* begin Data lines *

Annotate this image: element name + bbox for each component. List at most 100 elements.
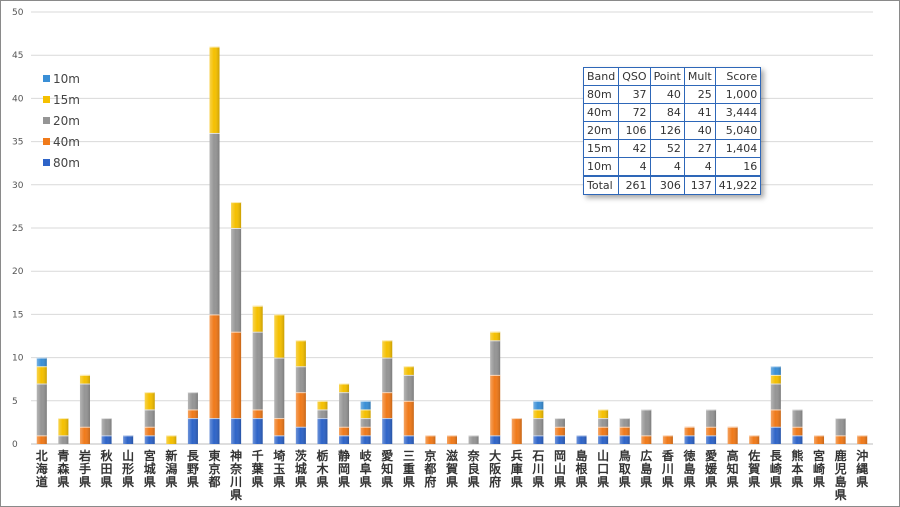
bar-segment-shade xyxy=(36,366,47,384)
bar-segment-shade xyxy=(382,340,393,358)
bar-segment-shade xyxy=(403,400,414,436)
bars xyxy=(36,46,868,444)
table-cell: 37 xyxy=(618,85,651,104)
y-tick-label: 15 xyxy=(12,310,23,320)
table-cell: 306 xyxy=(649,175,685,195)
y-tick-label: 35 xyxy=(12,138,23,148)
bar-segment-shade xyxy=(554,435,565,444)
bar-segment-shade xyxy=(360,400,371,410)
table-row: 20m 106 126 40 5,040 xyxy=(582,121,762,140)
bar-segment-shade xyxy=(360,426,371,436)
x-tick-label: 岩手県 xyxy=(78,448,91,489)
table-cell: 42 xyxy=(618,139,651,158)
bar-segment-shade xyxy=(339,383,350,393)
bar-segment-shade xyxy=(231,331,242,419)
table-cell: 1,000 xyxy=(714,85,762,104)
bar-segment-shade xyxy=(598,435,609,444)
bar-segment-shade xyxy=(339,392,350,427)
bar-segment-shade xyxy=(576,435,587,444)
table-cell: 3,444 xyxy=(714,103,762,122)
score-table: Band QSO Point Mult Score 80m 37 40 25 1… xyxy=(582,67,762,195)
bar-segment-shade xyxy=(619,418,630,427)
bar-segment-shade xyxy=(79,374,90,384)
table-cell: 84 xyxy=(649,103,685,122)
bar-segment-shade xyxy=(144,426,155,436)
legend-label: 15m xyxy=(53,93,80,107)
x-tick-label: 山口県 xyxy=(597,448,609,489)
x-tick-label: 高知県 xyxy=(726,448,739,489)
y-tick-label: 20 xyxy=(12,267,24,277)
bar-segment-shade xyxy=(770,366,781,375)
bar-segment-shade xyxy=(770,409,781,427)
bar-segment-shade xyxy=(36,383,47,436)
x-tick-label: 栃木県 xyxy=(315,448,329,489)
bar-segment-shade xyxy=(792,435,803,444)
bar-segment-shade xyxy=(382,418,393,444)
table-cell: 80m xyxy=(582,85,620,104)
bar-segment-shade xyxy=(403,435,414,444)
table-cell: 1,404 xyxy=(714,139,762,158)
bar-segment-shade xyxy=(533,418,544,436)
table-cell: 15m xyxy=(582,139,620,158)
header-score: Score xyxy=(714,67,762,86)
table-row: 15m 42 52 27 1,404 xyxy=(582,139,762,158)
bar-segment-shade xyxy=(554,426,565,436)
x-tick-label: 鹿児島県 xyxy=(834,448,847,502)
x-tick-label: 徳島県 xyxy=(682,448,695,489)
bar-segment-shade xyxy=(79,383,90,427)
legend-swatch xyxy=(43,159,50,166)
bar-segment-shade xyxy=(317,418,328,444)
x-tick-label: 京都府 xyxy=(423,448,436,489)
bar-segment-shade xyxy=(598,426,609,436)
table-cell: 52 xyxy=(649,139,685,158)
bar-segment-shade xyxy=(749,435,760,444)
bar-segment-shade xyxy=(187,409,198,419)
table-cell: 40m xyxy=(582,103,620,122)
bar-segment-shade xyxy=(360,418,371,427)
bar-segment-shade xyxy=(209,132,220,315)
x-tick-label: 島根県 xyxy=(576,448,588,489)
bar-segment-shade xyxy=(123,435,134,444)
bar-segment-shade xyxy=(490,435,501,444)
bar-segment-shade xyxy=(252,331,263,410)
bar-segment-shade xyxy=(706,426,717,436)
y-tick-label: 0 xyxy=(12,440,18,450)
x-tick-label: 神奈川県 xyxy=(229,448,243,502)
bar-segment-shade xyxy=(101,435,112,444)
x-tick-label: 岡山県 xyxy=(554,449,566,489)
bar-segment-shade xyxy=(792,426,803,436)
x-tick-label: 青森県 xyxy=(57,448,70,489)
bar-segment-shade xyxy=(662,435,673,444)
x-tick-label: 宮城県 xyxy=(144,448,156,489)
bar-segment-shade xyxy=(274,314,285,358)
bar-segment-shade xyxy=(619,426,630,436)
bar-segment-shade xyxy=(598,409,609,419)
bar-segment-shade xyxy=(36,357,47,367)
table-cell: 16 xyxy=(714,157,762,177)
x-tick-label: 香川県 xyxy=(661,448,674,489)
bar-segment-shade xyxy=(727,426,738,444)
bar-segment-shade xyxy=(295,366,306,393)
legend-swatch xyxy=(43,117,50,124)
bar-segment-shade xyxy=(706,435,717,444)
table-cell: 72 xyxy=(618,103,651,122)
x-axis-labels: 北海道青森県岩手県秋田県山形県宮城県新潟県長野県東京都神奈川県千葉県埼玉県茨城県… xyxy=(36,448,868,502)
bar-segment-shade xyxy=(706,409,717,427)
y-tick-label: 50 xyxy=(12,8,24,18)
x-tick-label: 東京都 xyxy=(208,448,221,489)
x-tick-label: 三重県 xyxy=(403,449,415,489)
bar-segment-shade xyxy=(835,418,846,436)
x-tick-label: 千葉県 xyxy=(251,448,265,489)
bar-segment-shade xyxy=(209,418,220,444)
bar-segment-shade xyxy=(490,340,501,375)
bar-segment-shade xyxy=(252,409,263,419)
y-tick-label: 40 xyxy=(12,94,24,104)
bar-segment-shade xyxy=(295,426,306,444)
bar-segment-shade xyxy=(339,426,350,436)
legend-swatch xyxy=(43,96,50,103)
bar-segment-shade xyxy=(231,228,242,332)
table-cell: 126 xyxy=(649,121,685,140)
bar-segment-shade xyxy=(468,435,479,444)
bar-segment-shade xyxy=(684,426,695,436)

* end Data lines *

*What you have to do*
Please copy out every one of the records above word for word, leaving out the pictures.

*Output for this task*
Annotate this image: element name + bbox for each component. List at most 100 elements.
bar-segment-shade xyxy=(36,366,47,384)
bar-segment-shade xyxy=(382,340,393,358)
bar-segment-shade xyxy=(403,400,414,436)
bars xyxy=(36,46,868,444)
table-cell: 37 xyxy=(618,85,651,104)
y-tick-label: 15 xyxy=(12,310,23,320)
table-cell: 306 xyxy=(649,175,685,195)
y-tick-label: 35 xyxy=(12,138,23,148)
bar-segment-shade xyxy=(554,435,565,444)
bar-segment-shade xyxy=(360,400,371,410)
table-row: 20m 106 126 40 5,040 xyxy=(582,121,762,140)
bar-segment-shade xyxy=(360,426,371,436)
x-tick-label: 岩手県 xyxy=(78,448,91,489)
table-cell: 42 xyxy=(618,139,651,158)
bar-segment-shade xyxy=(339,383,350,393)
bar-segment-shade xyxy=(231,331,242,419)
table-cell: 1,000 xyxy=(714,85,762,104)
bar-segment-shade xyxy=(598,435,609,444)
bar-segment-shade xyxy=(339,392,350,427)
bar-segment-shade xyxy=(576,435,587,444)
table-cell: 3,444 xyxy=(714,103,762,122)
score-table: Band QSO Point Mult Score 80m 37 40 25 1… xyxy=(582,67,762,195)
bar-segment-shade xyxy=(619,418,630,427)
bar-segment-shade xyxy=(79,374,90,384)
table-cell: 84 xyxy=(649,103,685,122)
bar-segment-shade xyxy=(144,426,155,436)
legend-label: 15m xyxy=(53,93,80,107)
x-tick-label: 山口県 xyxy=(597,448,609,489)
x-tick-label: 高知県 xyxy=(726,448,739,489)
y-tick-label: 20 xyxy=(12,267,24,277)
bar-segment-shade xyxy=(770,366,781,375)
bar-segment-shade xyxy=(770,409,781,427)
bar-segment-shade xyxy=(36,383,47,436)
x-tick-label: 栃木県 xyxy=(315,448,329,489)
bar-segment-shade xyxy=(792,435,803,444)
bar-segment-shade xyxy=(382,418,393,444)
table-cell: 80m xyxy=(582,85,620,104)
bar-segment-shade xyxy=(403,435,414,444)
table-cell: 1,404 xyxy=(714,139,762,158)
bar-segment-shade xyxy=(533,418,544,436)
table-cell: 15m xyxy=(582,139,620,158)
header-score: Score xyxy=(714,67,762,86)
table-row: 15m 42 52 27 1,404 xyxy=(582,139,762,158)
bar-segment-shade xyxy=(554,426,565,436)
x-tick-label: 鹿児島県 xyxy=(834,448,847,502)
x-tick-label: 徳島県 xyxy=(682,448,695,489)
bar-segment-shade xyxy=(79,383,90,427)
legend-swatch xyxy=(43,159,50,166)
bar-segment-shade xyxy=(317,418,328,444)
x-tick-label: 京都府 xyxy=(423,448,436,489)
bar-segment-shade xyxy=(598,426,609,436)
table-cell: 52 xyxy=(649,139,685,158)
bar-segment-shade xyxy=(749,435,760,444)
bar-segment-shade xyxy=(187,409,198,419)
table-cell: 40m xyxy=(582,103,620,122)
bar-segment-shade xyxy=(360,418,371,427)
bar-segment-shade xyxy=(209,132,220,315)
x-tick-label: 島根県 xyxy=(576,448,588,489)
bar-segment-shade xyxy=(123,435,134,444)
bar-segment-shade xyxy=(490,435,501,444)
bar-segment-shade xyxy=(252,331,263,410)
bar-segment-shade xyxy=(706,426,717,436)
y-tick-label: 0 xyxy=(12,440,18,450)
x-tick-label: 神奈川県 xyxy=(229,448,243,502)
bar-segment-shade xyxy=(101,435,112,444)
x-tick-label: 岡山県 xyxy=(554,449,566,489)
bar-segment-shade xyxy=(792,426,803,436)
x-tick-label: 青森県 xyxy=(57,448,70,489)
bar-segment-shade xyxy=(662,435,673,444)
x-tick-label: 宮城県 xyxy=(144,448,156,489)
bar-segment-shade xyxy=(274,314,285,358)
bar-segment-shade xyxy=(619,426,630,436)
bar-segment-shade xyxy=(598,409,609,419)
bar-segment-shade xyxy=(36,357,47,367)
table-cell: 16 xyxy=(714,157,762,177)
x-tick-label: 香川県 xyxy=(661,448,674,489)
bar-segment-shade xyxy=(727,426,738,444)
bar-segment-shade xyxy=(295,366,306,393)
legend-swatch xyxy=(43,117,50,124)
bar-segment-shade xyxy=(706,435,717,444)
table-cell: 72 xyxy=(618,103,651,122)
x-axis-labels: 北海道青森県岩手県秋田県山形県宮城県新潟県長野県東京都神奈川県千葉県埼玉県茨城県… xyxy=(36,448,868,502)
bar-segment-shade xyxy=(706,409,717,427)
y-tick-label: 50 xyxy=(12,8,24,18)
x-tick-label: 東京都 xyxy=(208,448,221,489)
x-tick-label: 三重県 xyxy=(403,449,415,489)
bar-segment-shade xyxy=(835,418,846,436)
x-tick-label: 千葉県 xyxy=(251,448,265,489)
bar-segment-shade xyxy=(209,418,220,444)
bar-segment-shade xyxy=(490,340,501,375)
bar-segment-shade xyxy=(252,409,263,419)
y-tick-label: 40 xyxy=(12,94,24,104)
bar-segment-shade xyxy=(295,426,306,444)
bar-segment-shade xyxy=(339,426,350,436)
legend-swatch xyxy=(43,96,50,103)
bar-segment-shade xyxy=(231,228,242,332)
table-cell: 126 xyxy=(649,121,685,140)
bar-segment-shade xyxy=(468,435,479,444)
bar-segment-shade xyxy=(684,426,695,436)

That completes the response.